---------- Excerpted data ----------
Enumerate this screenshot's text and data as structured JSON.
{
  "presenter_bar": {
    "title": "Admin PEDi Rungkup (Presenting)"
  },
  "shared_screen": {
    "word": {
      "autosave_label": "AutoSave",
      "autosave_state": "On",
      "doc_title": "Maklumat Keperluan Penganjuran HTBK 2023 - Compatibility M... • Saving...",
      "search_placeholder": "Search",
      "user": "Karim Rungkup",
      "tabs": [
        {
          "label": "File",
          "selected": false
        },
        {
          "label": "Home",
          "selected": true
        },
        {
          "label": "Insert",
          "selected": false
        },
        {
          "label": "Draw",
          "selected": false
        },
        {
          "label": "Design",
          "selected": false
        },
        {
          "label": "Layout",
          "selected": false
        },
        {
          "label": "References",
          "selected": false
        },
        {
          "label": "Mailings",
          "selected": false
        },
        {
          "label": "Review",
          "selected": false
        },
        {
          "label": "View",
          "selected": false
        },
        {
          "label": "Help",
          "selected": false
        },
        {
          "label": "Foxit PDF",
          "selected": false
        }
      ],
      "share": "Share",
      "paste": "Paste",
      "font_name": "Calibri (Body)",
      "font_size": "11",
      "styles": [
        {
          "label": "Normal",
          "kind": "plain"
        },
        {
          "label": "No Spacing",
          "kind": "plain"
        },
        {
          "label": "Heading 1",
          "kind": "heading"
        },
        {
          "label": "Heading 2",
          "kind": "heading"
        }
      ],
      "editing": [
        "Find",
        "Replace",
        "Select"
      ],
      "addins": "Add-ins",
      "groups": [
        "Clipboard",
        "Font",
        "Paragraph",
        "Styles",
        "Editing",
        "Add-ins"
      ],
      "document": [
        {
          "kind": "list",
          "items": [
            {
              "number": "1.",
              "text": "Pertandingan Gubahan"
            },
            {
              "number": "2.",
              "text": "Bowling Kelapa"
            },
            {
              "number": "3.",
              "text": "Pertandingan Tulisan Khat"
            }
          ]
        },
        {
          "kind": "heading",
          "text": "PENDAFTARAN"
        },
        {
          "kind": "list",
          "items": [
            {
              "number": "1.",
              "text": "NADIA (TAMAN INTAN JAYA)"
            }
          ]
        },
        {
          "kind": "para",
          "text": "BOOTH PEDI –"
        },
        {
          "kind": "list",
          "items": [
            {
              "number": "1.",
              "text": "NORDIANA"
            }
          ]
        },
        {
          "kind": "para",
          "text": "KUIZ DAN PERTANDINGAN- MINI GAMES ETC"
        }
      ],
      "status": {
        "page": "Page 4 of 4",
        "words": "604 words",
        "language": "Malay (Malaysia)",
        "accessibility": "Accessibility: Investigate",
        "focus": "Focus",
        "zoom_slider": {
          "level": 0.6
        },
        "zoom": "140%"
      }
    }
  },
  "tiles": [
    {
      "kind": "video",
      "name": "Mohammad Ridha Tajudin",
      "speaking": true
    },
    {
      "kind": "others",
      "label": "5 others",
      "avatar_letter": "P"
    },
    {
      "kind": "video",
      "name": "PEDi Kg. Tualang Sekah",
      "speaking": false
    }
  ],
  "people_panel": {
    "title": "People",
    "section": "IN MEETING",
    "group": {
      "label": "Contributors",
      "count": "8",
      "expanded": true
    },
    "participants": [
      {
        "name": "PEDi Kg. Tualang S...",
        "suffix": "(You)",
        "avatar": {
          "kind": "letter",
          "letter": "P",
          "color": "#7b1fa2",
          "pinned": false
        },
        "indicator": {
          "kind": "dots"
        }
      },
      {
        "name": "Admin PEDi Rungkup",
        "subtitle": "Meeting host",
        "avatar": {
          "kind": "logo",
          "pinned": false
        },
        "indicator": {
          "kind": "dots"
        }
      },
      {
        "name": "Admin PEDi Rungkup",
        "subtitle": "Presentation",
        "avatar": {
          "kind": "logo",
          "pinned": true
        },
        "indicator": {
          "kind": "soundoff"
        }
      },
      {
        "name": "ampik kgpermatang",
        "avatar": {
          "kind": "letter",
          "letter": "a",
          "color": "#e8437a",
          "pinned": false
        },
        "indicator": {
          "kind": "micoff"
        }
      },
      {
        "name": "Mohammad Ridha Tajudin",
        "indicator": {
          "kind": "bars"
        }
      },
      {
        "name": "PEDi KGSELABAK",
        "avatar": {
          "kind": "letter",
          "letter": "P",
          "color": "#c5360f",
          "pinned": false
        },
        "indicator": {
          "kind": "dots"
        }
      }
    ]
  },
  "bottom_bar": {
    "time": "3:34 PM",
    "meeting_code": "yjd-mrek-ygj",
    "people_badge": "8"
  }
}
----------
**Instructions to follow:**
Give all the entries again exactly; leave none out.

**Task response:**
Enumerate this screenshot's text and data as structured JSON.
{
  "presenter_bar": {
    "title": "Admin PEDi Rungkup (Presenting)"
  },
  "shared_screen": {
    "word": {
      "autosave_label": "AutoSave",
      "autosave_state": "On",
      "doc_title": "Maklumat Keperluan Penganjuran HTBK 2023 - Compatibility M... • Saving...",
      "search_placeholder": "Search",
      "user": "Karim Rungkup",
      "tabs": [
        {
          "label": "File",
          "selected": false
        },
        {
          "label": "Home",
          "selected": true
        },
        {
          "label": "Insert",
          "selected": false
        },
        {
          "label": "Draw",
          "selected": false
        },
        {
          "label": "Design",
          "selected": false
        },
        {
          "label": "Layout",
          "selected": false
        },
        {
          "label": "References",
          "selected": false
        },
        {
          "label": "Mailings",
          "selected": false
        },
        {
          "label": "Review",
          "selected": false
        },
        {
          "label": "View",
          "selected": false
        },
        {
          "label": "Help",
          "selected": false
        },
        {
          "label": "Foxit PDF",
          "selected": false
        }
      ],
      "share": "Share",
      "paste": "Paste",
      "font_name": "Calibri (Body)",
      "font_size": "11",
      "styles": [
        {
          "label": "Normal",
          "kind": "plain"
        },
        {
          "label": "No Spacing",
          "kind": "plain"
        },
        {
          "label": "Heading 1",
          "kind": "heading"
        },
        {
          "label": "Heading 2",
          "kind": "heading"
        }
      ],
      "editing": [
        "Find",
        "Replace",
        "Select"
      ],
      "addins": "Add-ins",
      "groups": [
        "Clipboard",
        "Font",
        "Paragraph",
        "Styles",
        "Editing",
        "Add-ins"
      ],
      "document": [
        {
          "kind": "list",
          "items": [
            {
              "number": "1.",
              "text": "Pertandingan Gubahan"
            },
            {
              "number": "2.",
              "text": "Bowling Kelapa"
            },
            {
              "number": "3.",
              "text": "Pertandingan Tulisan Khat"
            }
          ]
        },
        {
          "kind": "heading",
          "text": "PENDAFTARAN"
        },
        {
          "kind": "list",
          "items": [
            {
              "number": "1.",
              "text": "NADIA (TAMAN INTAN JAYA)"
            }
          ]
        },
        {
          "kind": "para",
          "text": "BOOTH PEDI –"
        },
        {
          "kind": "list",
          "items": [
            {
              "number": "1.",
              "text": "NORDIANA"
            }
          ]
        },
        {
          "kind": "para",
          "text": "KUIZ DAN PERTANDINGAN- MINI GAMES ETC"
        }
      ],
      "status": {
        "page": "Page 4 of 4",
        "words": "604 words",
        "language": "Malay (Malaysia)",
        "accessibility": "Accessibility: Investigate",
        "focus": "Focus",
        "zoom_slider": {
          "level": 0.6
        },
        "zoom": "140%"
      }
    }
  },
  "tiles": [
    {
      "kind": "video",
      "name": "Mohammad Ridha Tajudin",
      "speaking": true
    },
    {
      "kind": "others",
      "label": "5 others",
      "avatar_letter": "P"
    },
    {
      "kind": "video",
      "name": "PEDi Kg. Tualang Sekah",
      "speaking": false
    }
  ],
  "people_panel": {
    "title": "People",
    "section": "IN MEETING",
    "group": {
      "label": "Contributors",
      "count": "8",
      "expanded": true
    },
    "participants": [
      {
        "name": "PEDi Kg. Tualang S...",
        "suffix": "(You)",
        "avatar": {
          "kind": "letter",
          "letter": "P",
          "color": "#7b1fa2",
          "pinned": false
        },
        "indicator": {
          "kind": "dots"
        }
      },
      {
        "name": "Admin PEDi Rungkup",
        "subtitle": "Meeting host",
        "avatar": {
          "kind": "logo",
          "pinned": false
        },
        "indicator": {
          "kind": "dots"
        }
      },
      {
        "name": "Admin PEDi Rungkup",
        "subtitle": "Presentation",
        "avatar": {
          "kind": "logo",
          "pinned": true
        },
        "indicator": {
          "kind": "soundoff"
        }
      },
      {
        "name": "ampik kgpermatang",
        "avatar": {
          "kind": "letter",
          "letter": "a",
          "color": "#e8437a",
          "pinned": false
        },
        "indicator": {
          "kind": "micoff"
        }
      },
      {
        "name": "Mohammad Ridha Tajudin",
        "indicator": {
          "kind": "bars"
        }
      },
      {
        "name": "PEDi KGSELABAK",
        "avatar": {
          "kind": "letter",
          "letter": "P",
          "color": "#c5360f",
          "pinned": false
        },
        "indicator": {
          "kind": "dots"
        }
      }
    ]
  },
  "bottom_bar": {
    "time": "3:34 PM",
    "meeting_code": "yjd-mrek-ygj",
    "people_badge": "8"
  }
}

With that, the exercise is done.